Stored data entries
-- START --
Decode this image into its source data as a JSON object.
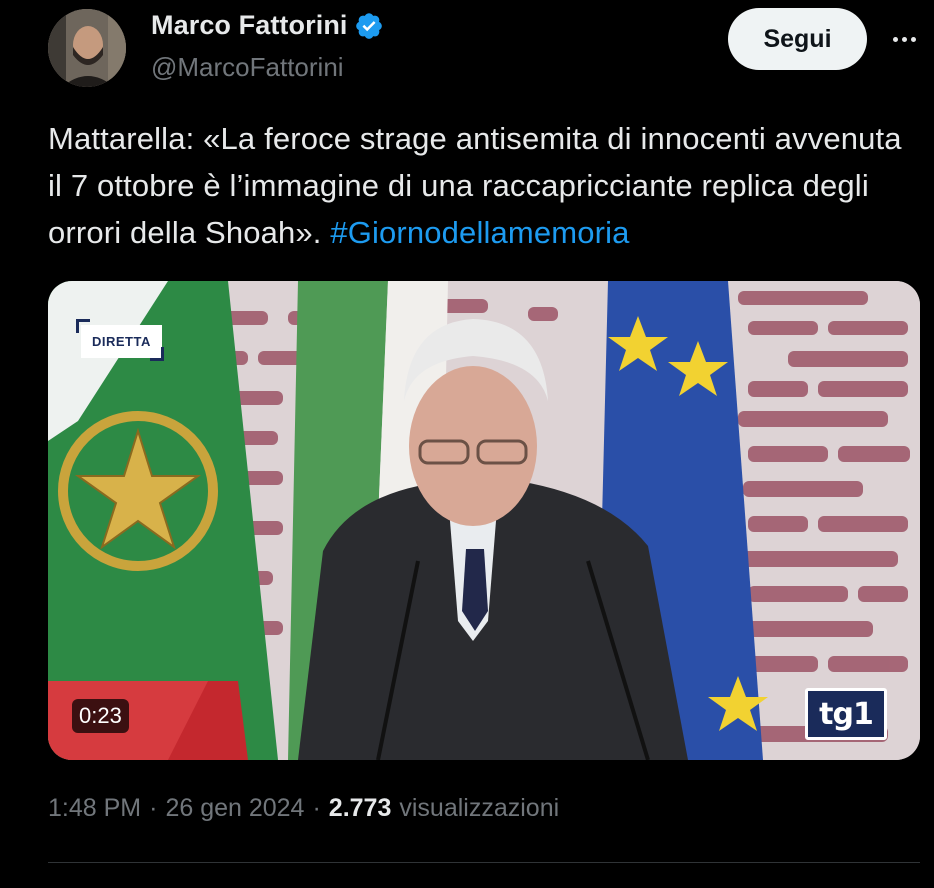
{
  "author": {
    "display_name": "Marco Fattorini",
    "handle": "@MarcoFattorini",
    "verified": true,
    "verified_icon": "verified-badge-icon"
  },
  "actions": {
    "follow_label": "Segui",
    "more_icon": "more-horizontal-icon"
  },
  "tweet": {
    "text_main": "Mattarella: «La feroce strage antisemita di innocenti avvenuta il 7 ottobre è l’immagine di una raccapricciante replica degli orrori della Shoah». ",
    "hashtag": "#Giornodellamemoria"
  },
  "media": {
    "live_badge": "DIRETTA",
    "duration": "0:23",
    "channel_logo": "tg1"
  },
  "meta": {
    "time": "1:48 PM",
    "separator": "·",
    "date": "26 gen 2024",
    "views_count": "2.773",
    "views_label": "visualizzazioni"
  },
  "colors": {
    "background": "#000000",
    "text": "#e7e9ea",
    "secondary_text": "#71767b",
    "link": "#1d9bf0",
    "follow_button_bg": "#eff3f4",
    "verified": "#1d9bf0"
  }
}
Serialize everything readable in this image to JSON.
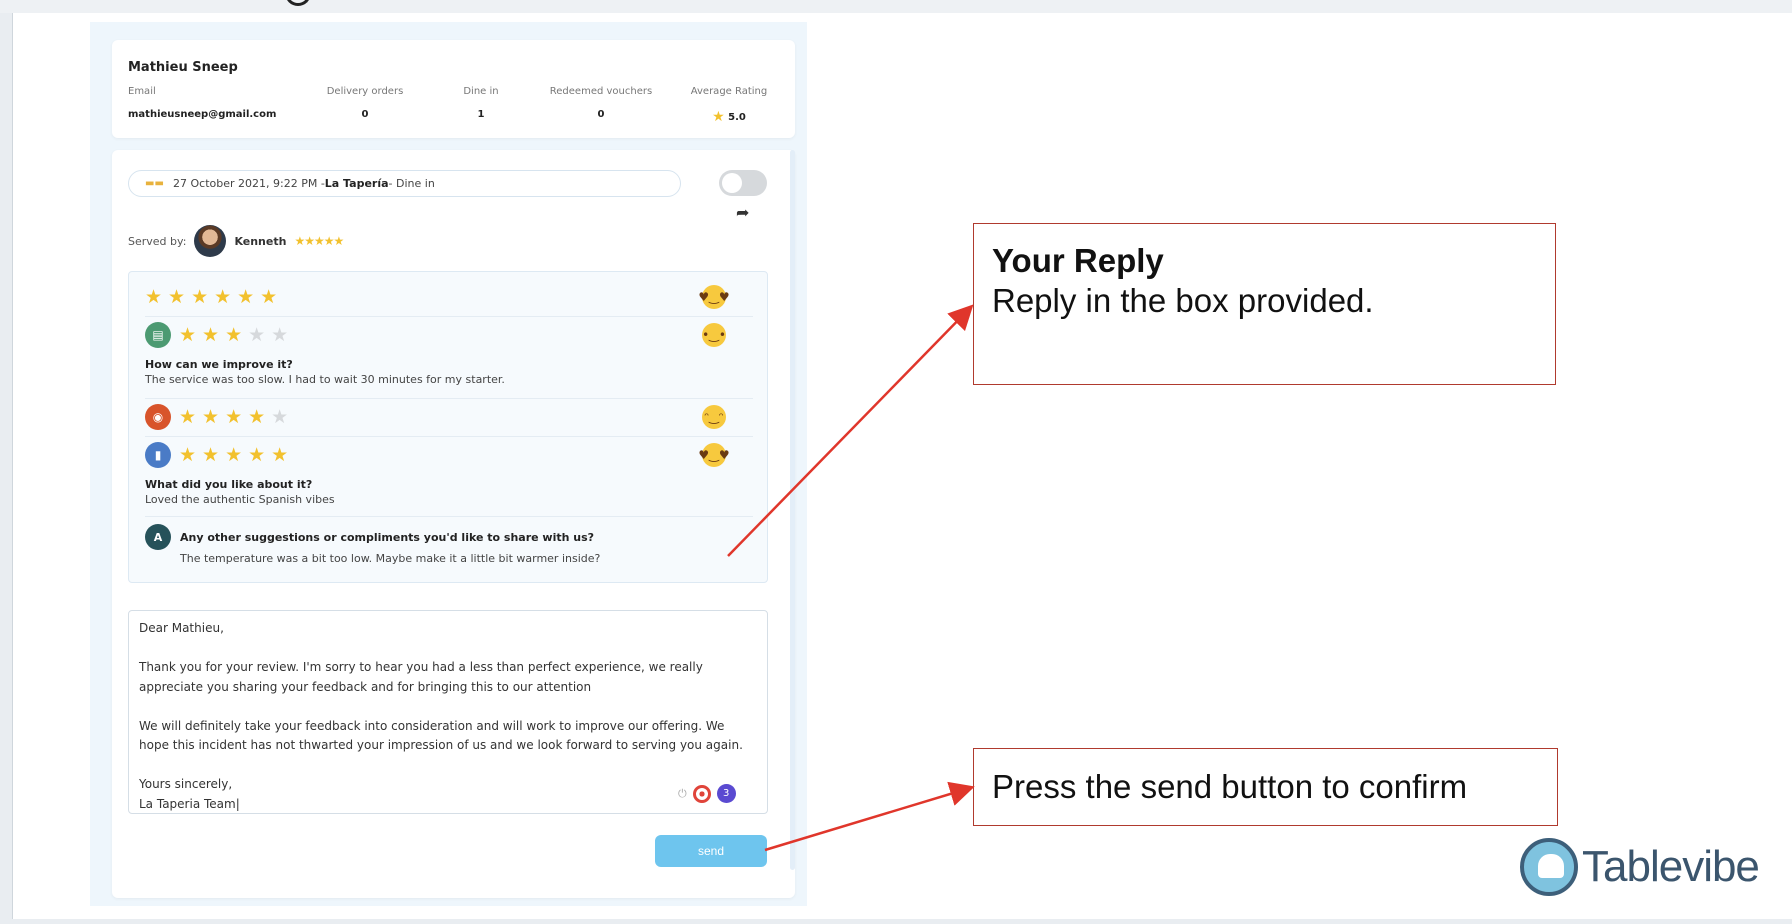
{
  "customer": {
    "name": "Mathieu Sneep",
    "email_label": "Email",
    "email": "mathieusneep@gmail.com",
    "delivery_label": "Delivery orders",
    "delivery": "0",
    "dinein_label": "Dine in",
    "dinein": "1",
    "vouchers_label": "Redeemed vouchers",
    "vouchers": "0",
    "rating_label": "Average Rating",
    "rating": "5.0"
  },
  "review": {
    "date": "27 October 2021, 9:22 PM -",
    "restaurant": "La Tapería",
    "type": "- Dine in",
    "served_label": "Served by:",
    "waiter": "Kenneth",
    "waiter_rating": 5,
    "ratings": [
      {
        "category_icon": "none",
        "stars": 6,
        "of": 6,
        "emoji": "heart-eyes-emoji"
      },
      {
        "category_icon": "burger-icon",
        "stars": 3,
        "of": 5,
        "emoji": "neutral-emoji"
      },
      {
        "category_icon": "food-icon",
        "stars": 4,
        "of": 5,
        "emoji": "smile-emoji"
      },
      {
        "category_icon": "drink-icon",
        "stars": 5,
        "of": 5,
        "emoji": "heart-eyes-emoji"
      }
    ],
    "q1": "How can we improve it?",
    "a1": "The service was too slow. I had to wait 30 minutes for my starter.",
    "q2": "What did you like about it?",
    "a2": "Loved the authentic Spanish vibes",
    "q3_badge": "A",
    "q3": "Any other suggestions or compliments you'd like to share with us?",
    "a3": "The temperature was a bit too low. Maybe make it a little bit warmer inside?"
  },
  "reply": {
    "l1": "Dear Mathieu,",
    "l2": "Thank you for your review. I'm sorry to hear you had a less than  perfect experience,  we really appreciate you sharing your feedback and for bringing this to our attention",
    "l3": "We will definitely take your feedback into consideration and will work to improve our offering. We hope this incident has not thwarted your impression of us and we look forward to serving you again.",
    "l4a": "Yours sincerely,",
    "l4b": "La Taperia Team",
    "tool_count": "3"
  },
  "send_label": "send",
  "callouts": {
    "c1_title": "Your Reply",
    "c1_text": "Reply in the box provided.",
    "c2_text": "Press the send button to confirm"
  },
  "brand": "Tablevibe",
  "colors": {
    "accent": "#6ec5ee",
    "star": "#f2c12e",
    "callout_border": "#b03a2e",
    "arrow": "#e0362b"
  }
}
-- END --
WHAT IS ASKED: Copy each line of the entries that includes the word "vouchers".

WRITTEN SOLUTION:
    "vouchers_label": "Redeemed vouchers",
    "vouchers": "0",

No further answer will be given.